DIRECTIONS FOR THIS TASK
Copy all entries without alteration and skip the pictures they hold.
--------------------
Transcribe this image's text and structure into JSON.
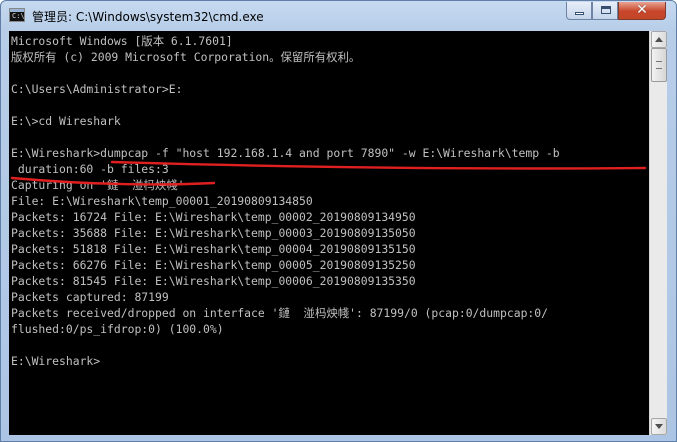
{
  "window": {
    "title": "管理员: C:\\Windows\\system32\\cmd.exe",
    "icon": "cmd-icon",
    "controls": {
      "minimize": "minimize-icon",
      "maximize": "maximize-icon",
      "close": "✕"
    }
  },
  "console": {
    "lines": [
      "Microsoft Windows [版本 6.1.7601]",
      "版权所有 (c) 2009 Microsoft Corporation。保留所有权利。",
      "",
      "C:\\Users\\Administrator>E:",
      "",
      "E:\\>cd Wireshark",
      "",
      "E:\\Wireshark>dumpcap -f \"host 192.168.1.4 and port 7890\" -w E:\\Wireshark\\temp -b",
      " duration:60 -b files:3",
      "Capturing on '鏈  湴杩炴帴'",
      "File: E:\\Wireshark\\temp_00001_20190809134850",
      "Packets: 16724 File: E:\\Wireshark\\temp_00002_20190809134950",
      "Packets: 35688 File: E:\\Wireshark\\temp_00003_20190809135050",
      "Packets: 51818 File: E:\\Wireshark\\temp_00004_20190809135150",
      "Packets: 66276 File: E:\\Wireshark\\temp_00005_20190809135250",
      "Packets: 81545 File: E:\\Wireshark\\temp_00006_20190809135350",
      "Packets captured: 87199",
      "Packets received/dropped on interface '鏈  湴杩炴帴': 87199/0 (pcap:0/dumpcap:0/",
      "flushed:0/ps_ifdrop:0) (100.0%)",
      "",
      "E:\\Wireshark>"
    ]
  },
  "annotation": {
    "color": "#e02020"
  },
  "colors": {
    "console_bg": "#000000",
    "console_fg": "#c0c0c0"
  }
}
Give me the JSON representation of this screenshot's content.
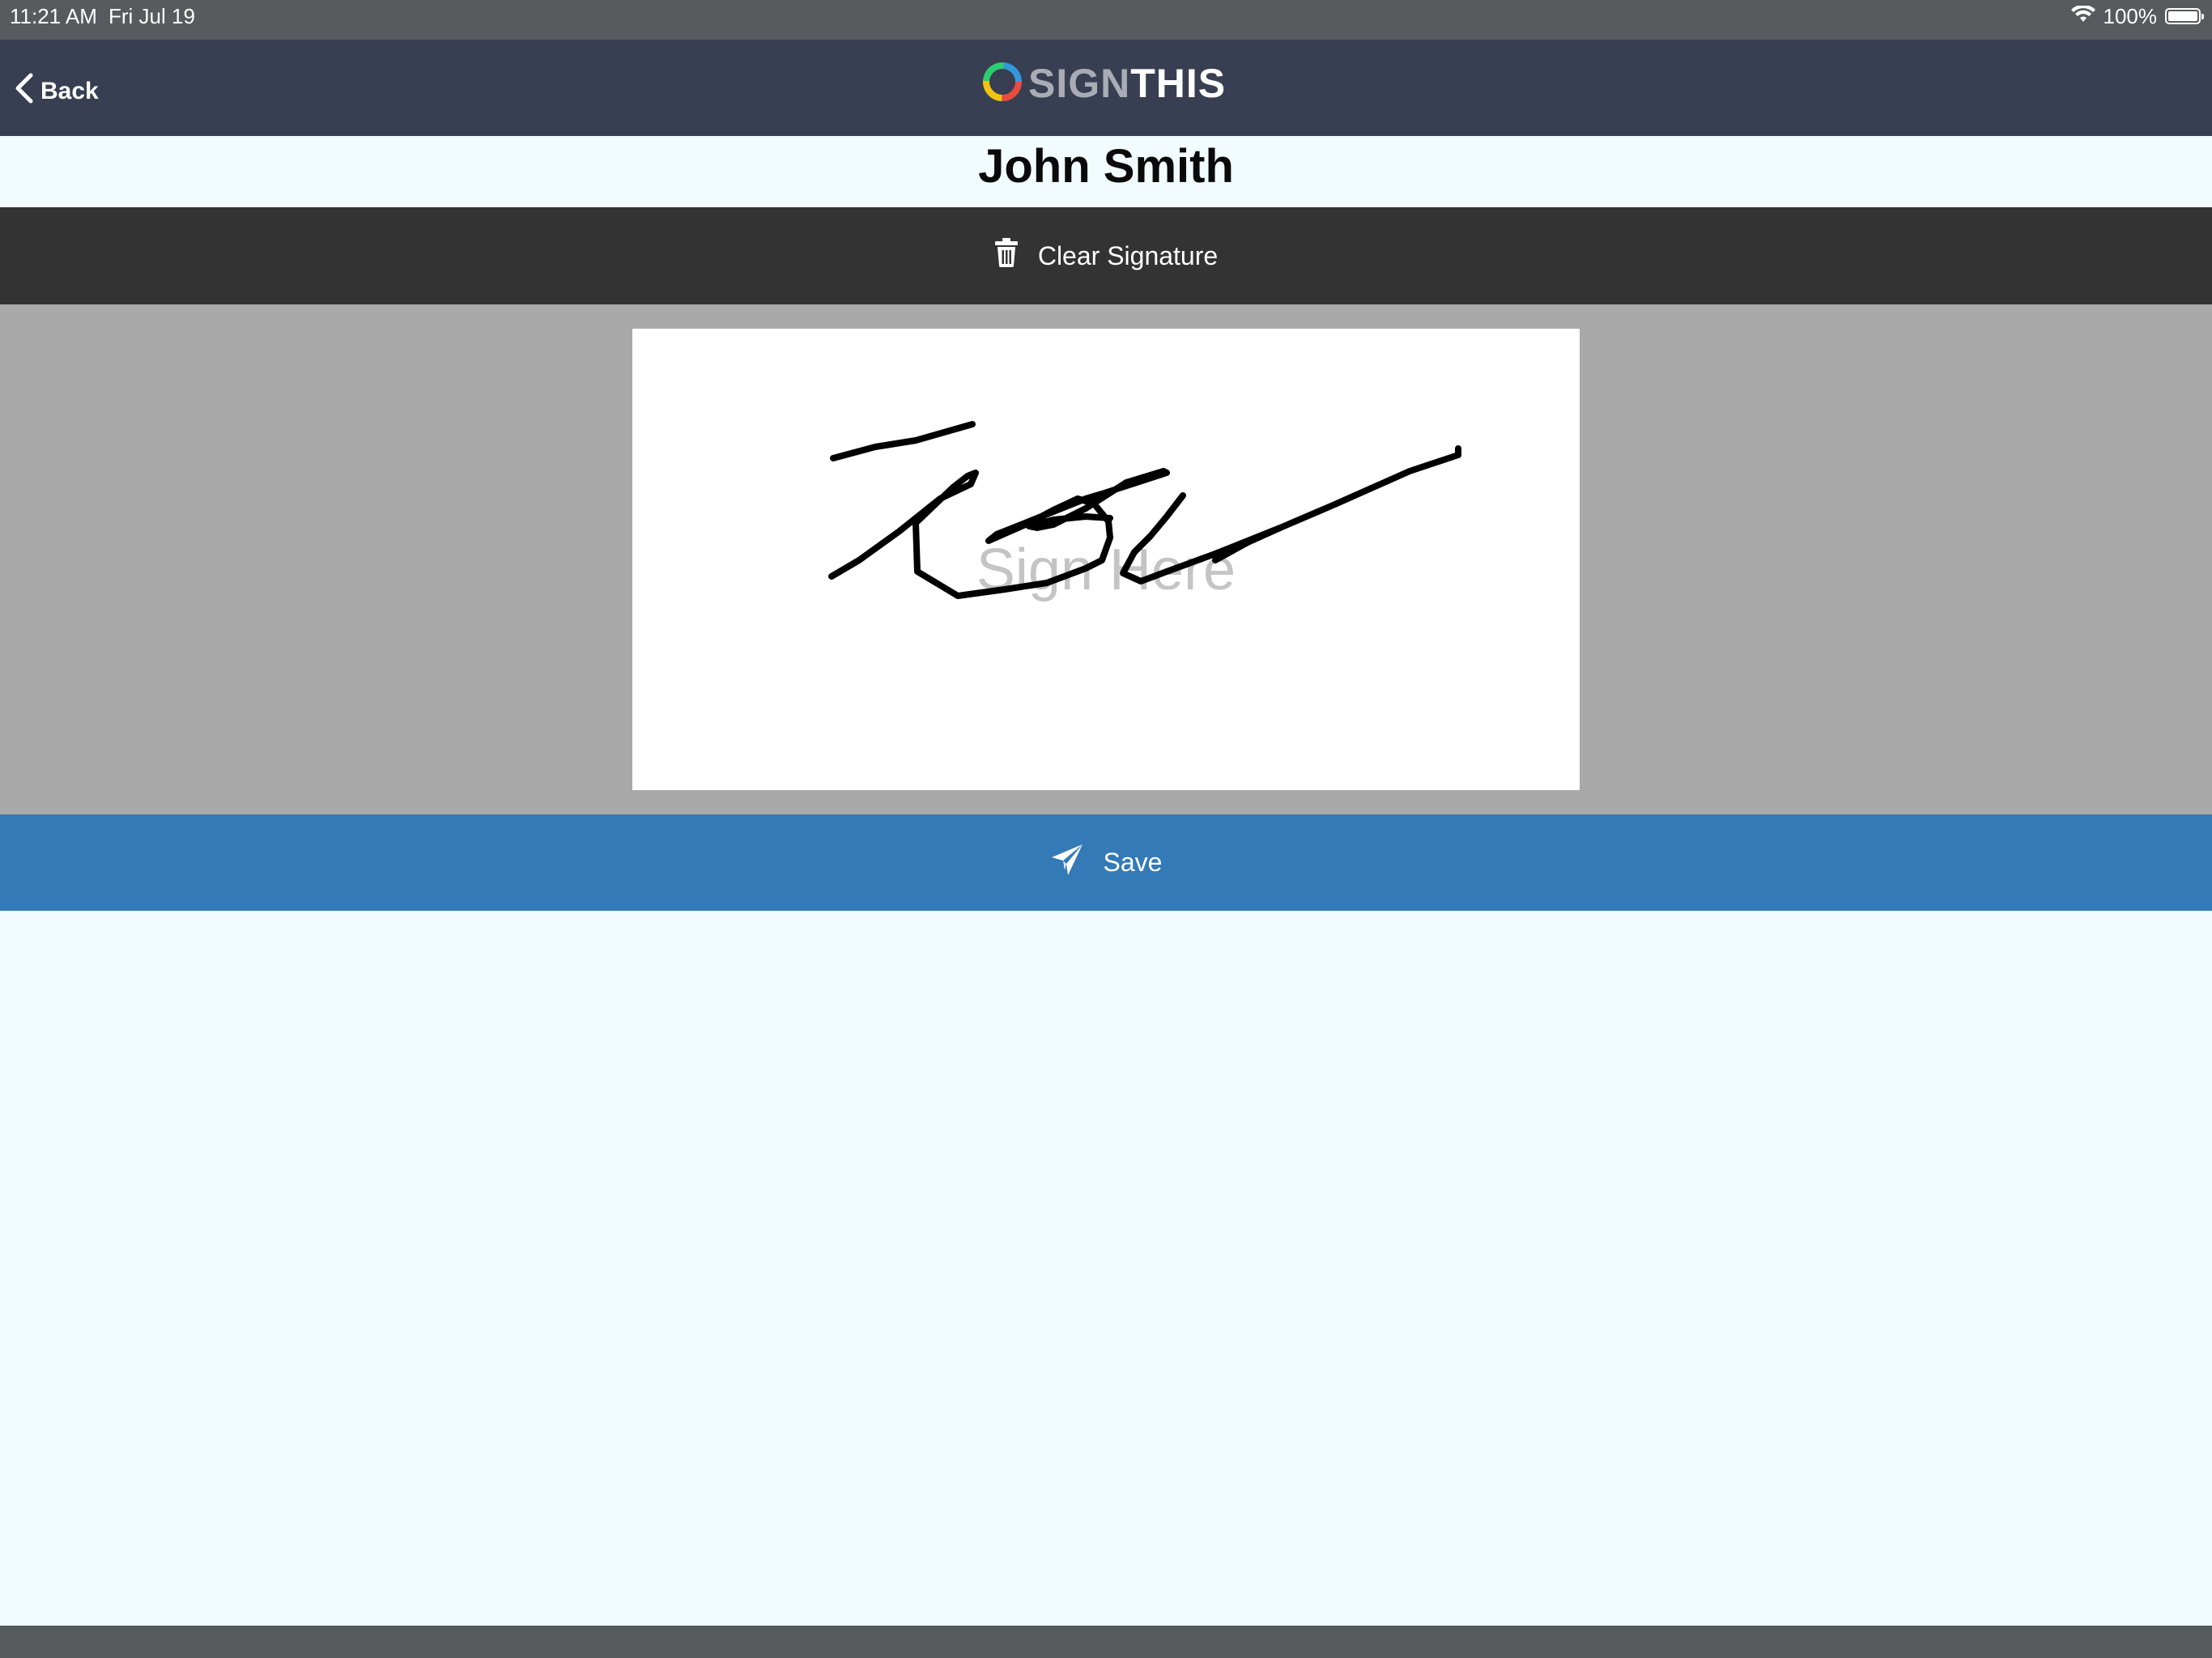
{
  "status_bar": {
    "time": "11:21 AM",
    "date": "Fri Jul 19",
    "battery": "100%",
    "icons": [
      "wifi-icon",
      "battery-icon"
    ]
  },
  "nav": {
    "back_label": "Back",
    "back_icon": "chevron-left-icon",
    "logo_sign": "SIGN",
    "logo_this": "THIS"
  },
  "signer": {
    "name": "John Smith"
  },
  "actions": {
    "clear_label": "Clear Signature",
    "clear_icon": "trash-icon",
    "save_label": "Save",
    "save_icon": "paper-plane-icon"
  },
  "signature_pad": {
    "placeholder": "Sign Here"
  },
  "colors": {
    "status_bar": "#575b5e",
    "nav_bar": "#383f52",
    "clear_bar": "#333333",
    "pad_background": "#a9a9a9",
    "save_bar": "#337ab7",
    "page_background": "#f2fbff"
  }
}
--------------------
PROBLEM SOLUTION
Transcribe this image's text and structure into JSON.
{
  "window": {
    "title": "管理员: C:\\Windows\\system32\\cmd.exe",
    "icon": "cmd-icon",
    "controls": {
      "minimize": "minimize-icon",
      "maximize": "maximize-icon",
      "close": "✕"
    }
  },
  "console": {
    "lines": [
      "Microsoft Windows [版本 6.1.7601]",
      "版权所有 (c) 2009 Microsoft Corporation。保留所有权利。",
      "",
      "C:\\Users\\Administrator>E:",
      "",
      "E:\\>cd Wireshark",
      "",
      "E:\\Wireshark>dumpcap -f \"host 192.168.1.4 and port 7890\" -w E:\\Wireshark\\temp -b",
      " duration:60 -b files:3",
      "Capturing on '鏈  湴杩炴帴'",
      "File: E:\\Wireshark\\temp_00001_20190809134850",
      "Packets: 16724 File: E:\\Wireshark\\temp_00002_20190809134950",
      "Packets: 35688 File: E:\\Wireshark\\temp_00003_20190809135050",
      "Packets: 51818 File: E:\\Wireshark\\temp_00004_20190809135150",
      "Packets: 66276 File: E:\\Wireshark\\temp_00005_20190809135250",
      "Packets: 81545 File: E:\\Wireshark\\temp_00006_20190809135350",
      "Packets captured: 87199",
      "Packets received/dropped on interface '鏈  湴杩炴帴': 87199/0 (pcap:0/dumpcap:0/",
      "flushed:0/ps_ifdrop:0) (100.0%)",
      "",
      "E:\\Wireshark>"
    ]
  },
  "annotation": {
    "color": "#e02020"
  },
  "colors": {
    "console_bg": "#000000",
    "console_fg": "#c0c0c0"
  }
}
Give me the JSON representation of this screenshot's content.
{
  "status_bar": {
    "time": "11:21 AM",
    "date": "Fri Jul 19",
    "battery": "100%",
    "icons": [
      "wifi-icon",
      "battery-icon"
    ]
  },
  "nav": {
    "back_label": "Back",
    "back_icon": "chevron-left-icon",
    "logo_sign": "SIGN",
    "logo_this": "THIS"
  },
  "signer": {
    "name": "John Smith"
  },
  "actions": {
    "clear_label": "Clear Signature",
    "clear_icon": "trash-icon",
    "save_label": "Save",
    "save_icon": "paper-plane-icon"
  },
  "signature_pad": {
    "placeholder": "Sign Here"
  },
  "colors": {
    "status_bar": "#575b5e",
    "nav_bar": "#383f52",
    "clear_bar": "#333333",
    "pad_background": "#a9a9a9",
    "save_bar": "#337ab7",
    "page_background": "#f2fbff"
  }
}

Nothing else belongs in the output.